* EXCERPT:
Widening the net and still few takers
During the months where applications were only open to Alexandra Park residents, uptake data shows 25 families filed a pre-application to determine their eligibility. Ten households submitted a full application. Officials then widened the pool to any public housing tenant in the ward; that yielded seven bids. Out of the 17 full applications received, three households have been approved, all from Alexandra Park.
As of November, the offer is now open to any public housing tenant in Toronto — a decision made in order to find three more eligible households by the time the condos are move-in ready in 2025, said Ene Underwood, CEO of Habitat for Humanity, which is running the program. Otherwise, the organization says it will have to cover the costs.
“Going into it, we didn’t have a clear line of sight into the household composition or the income profiles of people in Alexandra Park and Atkinson (co-op),” Underwood said — while agreeing her understanding was “most” subsidized housing tenants in Toronto would not be eligible. Habitat added that their lenders needed assurance that participants had “sufficient income to pay their mortgage.”
While acknowledging those barriers were often “frustrating and disappointing” for those hoping to apply, Underwood suggested rejection could be productive.
“It may be because of their income, it may be because they have too much debt or their credit score isn’t healthy enough, but going through the experience of applying is what informs them, and then enables them to say, ‘gee, if I could just work on getting my credit score to be different, getting my income to be different.’ In our program more broadly … we have a number of families that were not accepted on their first try,” Underwood said.
She said the reason the program can’t offer the same financial returns as regular ownership is because when a family wants to sell, it would be too expensive for the organization to buy the unit back at market price. By asking owners to accept lower appreciation, the unit could be re-offered to other families.
“We are trying to create opportunities for families to have some of the benefits of home ownership. The only benefit we’re not fully making available is that equity, is that full market appreciation,” she said, adding that buyers were also protected from “market downturn” by the two per cent annual interest.
Despite the hurdles, Underwood believes affordable ownership is essential in a city with few pathways out of subsidized housing. If even a few households qualified, she noted it would free up their subsidized rental units for other families — as the city wait-list nears 93,000 households.
She’s hoping city hall’s affordable ownership review triggers more support and resources toward programs like theirs. “It generates that hopefulness in the city,” she said, “and that capacity for people to be able to move past publicly funded housing.”

* Excerpt from a dataset:

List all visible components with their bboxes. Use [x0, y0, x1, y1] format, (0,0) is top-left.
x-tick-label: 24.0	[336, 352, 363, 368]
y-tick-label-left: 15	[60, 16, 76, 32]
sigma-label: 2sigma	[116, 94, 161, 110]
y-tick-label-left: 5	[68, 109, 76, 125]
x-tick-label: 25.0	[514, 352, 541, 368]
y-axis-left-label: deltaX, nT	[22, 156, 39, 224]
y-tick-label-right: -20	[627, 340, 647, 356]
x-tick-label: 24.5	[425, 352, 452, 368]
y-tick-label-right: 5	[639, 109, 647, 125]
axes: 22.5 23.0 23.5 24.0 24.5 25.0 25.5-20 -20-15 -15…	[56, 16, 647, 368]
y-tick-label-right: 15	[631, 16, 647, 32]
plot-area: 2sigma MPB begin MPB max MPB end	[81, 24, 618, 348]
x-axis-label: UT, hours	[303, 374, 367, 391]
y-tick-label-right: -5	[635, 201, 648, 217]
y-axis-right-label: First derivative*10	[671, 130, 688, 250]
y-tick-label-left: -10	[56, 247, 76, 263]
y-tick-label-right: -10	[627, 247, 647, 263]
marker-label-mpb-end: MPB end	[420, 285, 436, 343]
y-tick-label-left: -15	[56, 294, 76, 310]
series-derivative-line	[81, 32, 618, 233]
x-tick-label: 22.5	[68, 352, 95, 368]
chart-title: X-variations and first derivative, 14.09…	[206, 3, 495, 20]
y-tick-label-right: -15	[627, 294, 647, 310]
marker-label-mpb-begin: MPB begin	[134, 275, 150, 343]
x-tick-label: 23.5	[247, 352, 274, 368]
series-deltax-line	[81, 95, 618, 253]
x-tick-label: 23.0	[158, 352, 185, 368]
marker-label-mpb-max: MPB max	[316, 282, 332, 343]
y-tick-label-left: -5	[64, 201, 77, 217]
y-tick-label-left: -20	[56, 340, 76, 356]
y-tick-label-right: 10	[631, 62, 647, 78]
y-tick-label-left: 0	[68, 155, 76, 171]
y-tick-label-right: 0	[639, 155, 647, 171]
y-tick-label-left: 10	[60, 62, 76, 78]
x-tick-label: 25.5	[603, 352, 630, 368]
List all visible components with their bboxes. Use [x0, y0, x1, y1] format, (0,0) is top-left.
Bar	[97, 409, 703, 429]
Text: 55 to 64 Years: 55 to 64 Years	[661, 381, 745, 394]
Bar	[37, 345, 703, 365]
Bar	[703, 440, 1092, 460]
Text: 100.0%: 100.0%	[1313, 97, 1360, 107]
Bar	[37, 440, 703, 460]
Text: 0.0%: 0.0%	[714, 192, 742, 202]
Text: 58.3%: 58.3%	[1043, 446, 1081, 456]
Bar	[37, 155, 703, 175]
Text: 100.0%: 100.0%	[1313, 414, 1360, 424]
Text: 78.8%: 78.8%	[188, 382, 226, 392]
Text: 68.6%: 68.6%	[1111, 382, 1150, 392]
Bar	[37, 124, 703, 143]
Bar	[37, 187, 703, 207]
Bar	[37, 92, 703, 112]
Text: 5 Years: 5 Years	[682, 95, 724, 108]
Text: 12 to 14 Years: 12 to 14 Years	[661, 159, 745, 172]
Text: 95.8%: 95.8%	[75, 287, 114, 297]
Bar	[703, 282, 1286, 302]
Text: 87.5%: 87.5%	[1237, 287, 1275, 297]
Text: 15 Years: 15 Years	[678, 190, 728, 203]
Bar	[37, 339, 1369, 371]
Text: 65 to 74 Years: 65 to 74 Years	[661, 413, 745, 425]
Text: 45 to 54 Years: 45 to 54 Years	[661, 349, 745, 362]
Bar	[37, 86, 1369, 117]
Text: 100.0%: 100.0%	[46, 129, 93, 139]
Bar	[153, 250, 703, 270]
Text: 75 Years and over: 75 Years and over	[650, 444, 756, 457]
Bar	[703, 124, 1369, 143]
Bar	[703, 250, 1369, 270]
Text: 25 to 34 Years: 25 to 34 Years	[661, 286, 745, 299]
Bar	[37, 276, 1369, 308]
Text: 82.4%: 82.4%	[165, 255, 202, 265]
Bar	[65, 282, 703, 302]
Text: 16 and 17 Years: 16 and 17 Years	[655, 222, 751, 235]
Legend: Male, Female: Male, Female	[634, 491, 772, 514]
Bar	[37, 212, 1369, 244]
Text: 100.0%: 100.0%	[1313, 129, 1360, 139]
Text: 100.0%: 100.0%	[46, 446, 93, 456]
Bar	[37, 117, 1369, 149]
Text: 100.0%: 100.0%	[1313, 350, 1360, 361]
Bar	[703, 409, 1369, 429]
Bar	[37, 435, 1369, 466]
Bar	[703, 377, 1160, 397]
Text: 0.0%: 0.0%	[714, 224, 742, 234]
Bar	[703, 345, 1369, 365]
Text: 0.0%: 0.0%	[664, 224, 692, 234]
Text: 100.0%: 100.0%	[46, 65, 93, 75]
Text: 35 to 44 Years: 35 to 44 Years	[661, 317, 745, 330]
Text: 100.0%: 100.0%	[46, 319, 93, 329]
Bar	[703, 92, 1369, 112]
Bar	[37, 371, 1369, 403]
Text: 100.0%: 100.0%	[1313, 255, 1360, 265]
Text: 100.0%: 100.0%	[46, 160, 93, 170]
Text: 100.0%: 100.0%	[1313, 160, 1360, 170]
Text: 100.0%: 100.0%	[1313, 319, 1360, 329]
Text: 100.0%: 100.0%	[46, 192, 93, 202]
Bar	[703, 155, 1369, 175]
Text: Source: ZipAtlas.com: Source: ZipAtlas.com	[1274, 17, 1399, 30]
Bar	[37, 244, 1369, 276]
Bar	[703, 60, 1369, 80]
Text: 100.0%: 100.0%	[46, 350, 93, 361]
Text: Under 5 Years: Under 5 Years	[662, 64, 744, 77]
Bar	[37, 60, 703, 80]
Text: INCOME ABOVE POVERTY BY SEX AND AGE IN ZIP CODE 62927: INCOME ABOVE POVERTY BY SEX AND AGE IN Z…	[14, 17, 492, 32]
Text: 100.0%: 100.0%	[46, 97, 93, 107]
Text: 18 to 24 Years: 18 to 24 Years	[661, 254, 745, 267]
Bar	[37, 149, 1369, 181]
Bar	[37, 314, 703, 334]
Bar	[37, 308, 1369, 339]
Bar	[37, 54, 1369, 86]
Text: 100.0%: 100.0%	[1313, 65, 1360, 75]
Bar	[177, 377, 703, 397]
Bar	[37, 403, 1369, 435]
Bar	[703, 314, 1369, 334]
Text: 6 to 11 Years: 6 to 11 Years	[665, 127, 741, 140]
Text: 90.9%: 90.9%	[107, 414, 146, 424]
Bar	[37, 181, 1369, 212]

* ACTIONS TO TAKE:
- a) Please transcribe the part of the housing article starting at "As of November, the" and ending at "cover the costs.".
- b) In the housing article, how many households have been approved out of the 17 full applications received?

* RESULTS OF THE TASKS:
- a)
As of November, the offer is now open to any public housing tenant in Toronto — a decision made in order to find three more eligible households by the time the condos are move-in ready in 2025, said Ene Underwood, CEO of Habitat for Humanity, which is running the program. Otherwise, the organization says it will have to cover the costs.

- b) Three households have been approved, all from Alexandra Park.